→ GIVEN INSTRUCTION
Locate the lines where "this" occurs and copy them as they stand.

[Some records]

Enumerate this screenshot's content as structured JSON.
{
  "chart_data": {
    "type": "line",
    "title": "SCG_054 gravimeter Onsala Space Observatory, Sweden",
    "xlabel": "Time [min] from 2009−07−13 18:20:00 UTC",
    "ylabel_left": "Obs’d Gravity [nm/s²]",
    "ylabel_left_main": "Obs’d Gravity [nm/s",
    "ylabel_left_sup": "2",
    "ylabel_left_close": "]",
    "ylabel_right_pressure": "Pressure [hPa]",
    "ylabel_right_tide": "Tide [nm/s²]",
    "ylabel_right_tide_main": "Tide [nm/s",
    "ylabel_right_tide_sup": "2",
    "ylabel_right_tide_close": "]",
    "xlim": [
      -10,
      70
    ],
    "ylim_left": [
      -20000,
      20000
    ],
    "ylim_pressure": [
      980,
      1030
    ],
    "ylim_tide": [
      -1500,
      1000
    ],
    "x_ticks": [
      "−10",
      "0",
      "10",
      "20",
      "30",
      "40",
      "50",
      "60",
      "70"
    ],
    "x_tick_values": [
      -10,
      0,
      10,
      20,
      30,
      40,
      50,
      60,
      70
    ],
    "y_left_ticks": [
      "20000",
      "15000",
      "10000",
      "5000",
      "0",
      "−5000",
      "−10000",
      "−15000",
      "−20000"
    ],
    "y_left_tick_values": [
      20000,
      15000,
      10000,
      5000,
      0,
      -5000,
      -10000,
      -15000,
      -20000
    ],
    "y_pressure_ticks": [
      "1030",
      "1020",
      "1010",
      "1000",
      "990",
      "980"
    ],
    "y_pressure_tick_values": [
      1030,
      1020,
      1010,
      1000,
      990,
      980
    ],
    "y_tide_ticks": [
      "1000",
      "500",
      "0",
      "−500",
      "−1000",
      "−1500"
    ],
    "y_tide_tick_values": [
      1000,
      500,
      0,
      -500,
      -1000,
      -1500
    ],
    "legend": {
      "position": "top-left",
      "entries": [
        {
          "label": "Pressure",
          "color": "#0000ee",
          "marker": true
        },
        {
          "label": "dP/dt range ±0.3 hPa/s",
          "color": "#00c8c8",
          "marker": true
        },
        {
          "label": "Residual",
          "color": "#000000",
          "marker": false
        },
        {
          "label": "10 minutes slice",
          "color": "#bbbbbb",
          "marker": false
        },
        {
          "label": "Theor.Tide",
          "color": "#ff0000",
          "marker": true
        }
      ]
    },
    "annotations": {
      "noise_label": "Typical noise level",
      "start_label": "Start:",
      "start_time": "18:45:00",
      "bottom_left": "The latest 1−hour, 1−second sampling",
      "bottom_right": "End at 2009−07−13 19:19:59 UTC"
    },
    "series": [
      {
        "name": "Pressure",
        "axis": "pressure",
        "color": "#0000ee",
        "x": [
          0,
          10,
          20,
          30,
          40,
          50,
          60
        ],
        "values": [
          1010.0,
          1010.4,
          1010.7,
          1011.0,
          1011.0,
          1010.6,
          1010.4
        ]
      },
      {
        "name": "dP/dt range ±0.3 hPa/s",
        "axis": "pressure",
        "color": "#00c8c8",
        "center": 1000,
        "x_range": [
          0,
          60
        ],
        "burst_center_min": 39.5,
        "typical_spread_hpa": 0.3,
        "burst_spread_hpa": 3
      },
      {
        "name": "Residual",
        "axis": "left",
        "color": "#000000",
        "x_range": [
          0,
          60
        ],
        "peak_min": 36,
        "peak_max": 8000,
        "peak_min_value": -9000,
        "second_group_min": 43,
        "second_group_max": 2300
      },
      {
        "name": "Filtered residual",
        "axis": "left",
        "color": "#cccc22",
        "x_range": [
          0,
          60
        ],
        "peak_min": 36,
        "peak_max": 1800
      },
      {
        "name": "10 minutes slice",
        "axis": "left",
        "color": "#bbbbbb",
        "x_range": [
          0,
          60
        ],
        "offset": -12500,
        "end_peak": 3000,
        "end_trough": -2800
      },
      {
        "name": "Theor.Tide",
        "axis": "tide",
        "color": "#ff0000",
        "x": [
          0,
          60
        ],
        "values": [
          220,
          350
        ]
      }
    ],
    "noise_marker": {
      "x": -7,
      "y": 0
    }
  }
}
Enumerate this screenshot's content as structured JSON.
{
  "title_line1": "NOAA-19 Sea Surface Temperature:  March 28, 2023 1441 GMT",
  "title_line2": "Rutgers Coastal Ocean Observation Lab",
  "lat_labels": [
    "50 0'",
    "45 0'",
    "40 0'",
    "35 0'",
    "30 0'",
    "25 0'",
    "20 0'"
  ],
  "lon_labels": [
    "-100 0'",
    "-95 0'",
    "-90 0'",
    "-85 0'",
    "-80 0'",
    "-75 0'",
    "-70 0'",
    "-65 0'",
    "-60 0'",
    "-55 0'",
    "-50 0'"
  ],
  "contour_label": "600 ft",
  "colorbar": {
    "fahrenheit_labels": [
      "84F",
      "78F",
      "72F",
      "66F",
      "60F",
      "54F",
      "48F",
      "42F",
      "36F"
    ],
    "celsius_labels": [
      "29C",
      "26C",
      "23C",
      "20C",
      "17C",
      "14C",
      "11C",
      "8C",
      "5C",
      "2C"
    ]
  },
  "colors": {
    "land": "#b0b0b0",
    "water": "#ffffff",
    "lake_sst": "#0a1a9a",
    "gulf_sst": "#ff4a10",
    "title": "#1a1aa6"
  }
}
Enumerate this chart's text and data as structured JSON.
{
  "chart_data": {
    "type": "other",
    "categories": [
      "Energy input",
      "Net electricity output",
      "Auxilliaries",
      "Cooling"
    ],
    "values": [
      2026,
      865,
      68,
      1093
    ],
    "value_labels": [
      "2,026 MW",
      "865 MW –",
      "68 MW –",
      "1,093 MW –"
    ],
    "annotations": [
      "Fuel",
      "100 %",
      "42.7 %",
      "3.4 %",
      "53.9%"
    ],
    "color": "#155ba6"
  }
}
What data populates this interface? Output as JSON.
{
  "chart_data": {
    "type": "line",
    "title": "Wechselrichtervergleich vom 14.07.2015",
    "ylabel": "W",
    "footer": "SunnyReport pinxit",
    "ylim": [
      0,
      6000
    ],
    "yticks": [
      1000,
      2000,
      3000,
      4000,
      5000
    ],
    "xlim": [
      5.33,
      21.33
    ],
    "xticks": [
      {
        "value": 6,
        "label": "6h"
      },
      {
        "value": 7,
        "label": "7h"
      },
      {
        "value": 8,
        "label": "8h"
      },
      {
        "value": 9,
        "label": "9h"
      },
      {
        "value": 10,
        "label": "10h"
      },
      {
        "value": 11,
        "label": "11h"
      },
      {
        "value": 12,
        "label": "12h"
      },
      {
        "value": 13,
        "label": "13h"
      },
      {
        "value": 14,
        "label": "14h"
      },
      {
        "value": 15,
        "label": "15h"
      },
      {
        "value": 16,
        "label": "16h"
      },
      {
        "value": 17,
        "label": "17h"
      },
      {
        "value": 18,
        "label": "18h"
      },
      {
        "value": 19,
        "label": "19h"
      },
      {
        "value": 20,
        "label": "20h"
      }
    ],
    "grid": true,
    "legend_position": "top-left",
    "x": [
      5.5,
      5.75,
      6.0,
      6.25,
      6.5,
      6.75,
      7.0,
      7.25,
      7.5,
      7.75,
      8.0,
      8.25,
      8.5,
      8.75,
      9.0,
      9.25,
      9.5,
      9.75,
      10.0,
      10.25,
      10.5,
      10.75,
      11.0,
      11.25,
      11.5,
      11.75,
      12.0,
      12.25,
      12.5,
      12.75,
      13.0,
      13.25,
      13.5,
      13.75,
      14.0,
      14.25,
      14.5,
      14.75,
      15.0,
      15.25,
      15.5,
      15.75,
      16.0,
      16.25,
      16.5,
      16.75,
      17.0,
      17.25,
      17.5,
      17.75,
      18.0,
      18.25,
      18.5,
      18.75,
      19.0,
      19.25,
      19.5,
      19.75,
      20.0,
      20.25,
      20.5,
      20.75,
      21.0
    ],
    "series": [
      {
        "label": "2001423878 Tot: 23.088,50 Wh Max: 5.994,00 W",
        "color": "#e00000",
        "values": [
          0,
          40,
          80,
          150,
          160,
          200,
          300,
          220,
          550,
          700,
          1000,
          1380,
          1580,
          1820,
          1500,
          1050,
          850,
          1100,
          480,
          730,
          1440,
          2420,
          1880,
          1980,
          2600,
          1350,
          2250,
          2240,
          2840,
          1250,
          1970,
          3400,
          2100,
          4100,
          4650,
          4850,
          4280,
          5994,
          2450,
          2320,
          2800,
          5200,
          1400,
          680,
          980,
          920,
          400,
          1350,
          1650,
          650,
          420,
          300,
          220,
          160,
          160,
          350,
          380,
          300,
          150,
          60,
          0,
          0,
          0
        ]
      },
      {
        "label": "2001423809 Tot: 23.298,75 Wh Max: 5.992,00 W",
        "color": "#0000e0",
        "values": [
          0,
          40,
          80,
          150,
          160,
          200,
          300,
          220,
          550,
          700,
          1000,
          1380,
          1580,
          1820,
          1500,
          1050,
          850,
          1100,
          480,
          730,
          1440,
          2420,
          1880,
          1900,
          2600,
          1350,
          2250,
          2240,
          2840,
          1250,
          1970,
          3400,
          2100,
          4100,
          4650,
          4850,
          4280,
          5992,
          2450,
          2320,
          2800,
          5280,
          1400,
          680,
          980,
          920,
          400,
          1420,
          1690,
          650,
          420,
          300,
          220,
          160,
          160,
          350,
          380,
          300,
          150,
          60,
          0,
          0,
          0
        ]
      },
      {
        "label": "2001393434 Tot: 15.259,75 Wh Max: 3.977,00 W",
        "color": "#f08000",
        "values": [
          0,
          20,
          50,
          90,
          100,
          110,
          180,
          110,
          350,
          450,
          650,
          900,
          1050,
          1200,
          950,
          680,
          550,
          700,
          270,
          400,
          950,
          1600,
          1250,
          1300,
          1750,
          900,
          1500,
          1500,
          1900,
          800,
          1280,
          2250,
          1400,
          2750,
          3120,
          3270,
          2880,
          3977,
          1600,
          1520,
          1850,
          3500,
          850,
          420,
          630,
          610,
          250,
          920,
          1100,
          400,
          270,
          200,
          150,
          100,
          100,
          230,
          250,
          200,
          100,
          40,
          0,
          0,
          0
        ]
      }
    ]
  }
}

→ PROBLEM SOLUTION
Enumerate this screenshot's content as structured JSON.
Enumerate this screenshot's content as structured JSON.
Enumerate this chart's text and data as structured JSON.
What data populates this interface? Output as JSON.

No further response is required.